__Excerpts from a figure dataset__.
____________
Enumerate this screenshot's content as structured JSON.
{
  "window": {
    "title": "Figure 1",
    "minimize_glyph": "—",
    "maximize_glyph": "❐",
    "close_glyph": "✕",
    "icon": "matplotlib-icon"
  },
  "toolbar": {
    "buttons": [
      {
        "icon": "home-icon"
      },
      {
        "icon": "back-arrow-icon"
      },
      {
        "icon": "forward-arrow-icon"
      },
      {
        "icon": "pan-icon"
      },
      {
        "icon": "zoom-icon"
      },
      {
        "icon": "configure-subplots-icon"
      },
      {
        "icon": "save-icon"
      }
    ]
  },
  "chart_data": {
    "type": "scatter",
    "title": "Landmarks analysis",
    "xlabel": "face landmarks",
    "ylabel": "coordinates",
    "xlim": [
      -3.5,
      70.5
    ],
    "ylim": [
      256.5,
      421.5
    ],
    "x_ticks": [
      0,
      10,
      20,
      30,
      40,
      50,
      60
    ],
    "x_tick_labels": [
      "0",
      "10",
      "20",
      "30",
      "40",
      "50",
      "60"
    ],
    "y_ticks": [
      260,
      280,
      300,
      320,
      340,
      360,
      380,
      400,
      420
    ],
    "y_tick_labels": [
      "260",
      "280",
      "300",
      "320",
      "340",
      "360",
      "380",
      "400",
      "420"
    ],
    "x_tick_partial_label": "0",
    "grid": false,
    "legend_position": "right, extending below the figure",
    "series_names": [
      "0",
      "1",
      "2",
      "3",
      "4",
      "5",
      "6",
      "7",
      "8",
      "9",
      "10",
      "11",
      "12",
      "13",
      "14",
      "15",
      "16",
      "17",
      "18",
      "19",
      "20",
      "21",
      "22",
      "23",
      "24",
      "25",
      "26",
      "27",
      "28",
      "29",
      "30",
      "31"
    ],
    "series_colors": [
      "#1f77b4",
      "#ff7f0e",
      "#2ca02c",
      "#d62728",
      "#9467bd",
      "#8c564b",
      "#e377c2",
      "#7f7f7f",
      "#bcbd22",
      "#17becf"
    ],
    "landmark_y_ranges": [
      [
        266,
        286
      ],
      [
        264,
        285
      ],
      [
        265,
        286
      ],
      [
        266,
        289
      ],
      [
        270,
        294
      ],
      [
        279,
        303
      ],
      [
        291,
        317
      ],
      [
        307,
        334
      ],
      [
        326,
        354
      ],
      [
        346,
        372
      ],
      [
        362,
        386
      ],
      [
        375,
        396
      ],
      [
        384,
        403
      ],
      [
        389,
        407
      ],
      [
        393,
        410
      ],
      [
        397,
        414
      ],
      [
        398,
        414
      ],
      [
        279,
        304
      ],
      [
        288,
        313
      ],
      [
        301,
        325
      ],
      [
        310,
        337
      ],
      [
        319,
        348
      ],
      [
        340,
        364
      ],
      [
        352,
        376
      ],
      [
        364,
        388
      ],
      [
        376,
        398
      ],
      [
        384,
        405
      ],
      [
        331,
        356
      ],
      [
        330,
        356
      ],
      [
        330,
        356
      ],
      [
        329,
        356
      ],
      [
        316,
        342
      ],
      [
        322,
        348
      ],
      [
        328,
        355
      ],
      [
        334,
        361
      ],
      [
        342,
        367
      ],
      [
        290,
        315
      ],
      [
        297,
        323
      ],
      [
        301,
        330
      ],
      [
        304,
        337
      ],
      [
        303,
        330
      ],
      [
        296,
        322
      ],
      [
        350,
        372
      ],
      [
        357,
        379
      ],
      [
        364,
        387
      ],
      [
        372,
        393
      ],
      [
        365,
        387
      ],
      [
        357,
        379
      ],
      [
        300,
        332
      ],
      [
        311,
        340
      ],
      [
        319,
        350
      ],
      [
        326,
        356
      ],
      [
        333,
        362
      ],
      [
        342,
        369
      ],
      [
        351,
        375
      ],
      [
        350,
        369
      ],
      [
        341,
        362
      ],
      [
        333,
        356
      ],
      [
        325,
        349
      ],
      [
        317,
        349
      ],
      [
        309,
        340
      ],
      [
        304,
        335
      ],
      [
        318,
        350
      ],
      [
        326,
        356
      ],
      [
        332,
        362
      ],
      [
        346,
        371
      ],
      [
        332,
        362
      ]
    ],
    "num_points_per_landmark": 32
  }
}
____________
__Exercise prompt__.
Return each line with "title".

__Solution for this exercise__.
    "title": "Figure 1",
    "title": "Landmarks analysis",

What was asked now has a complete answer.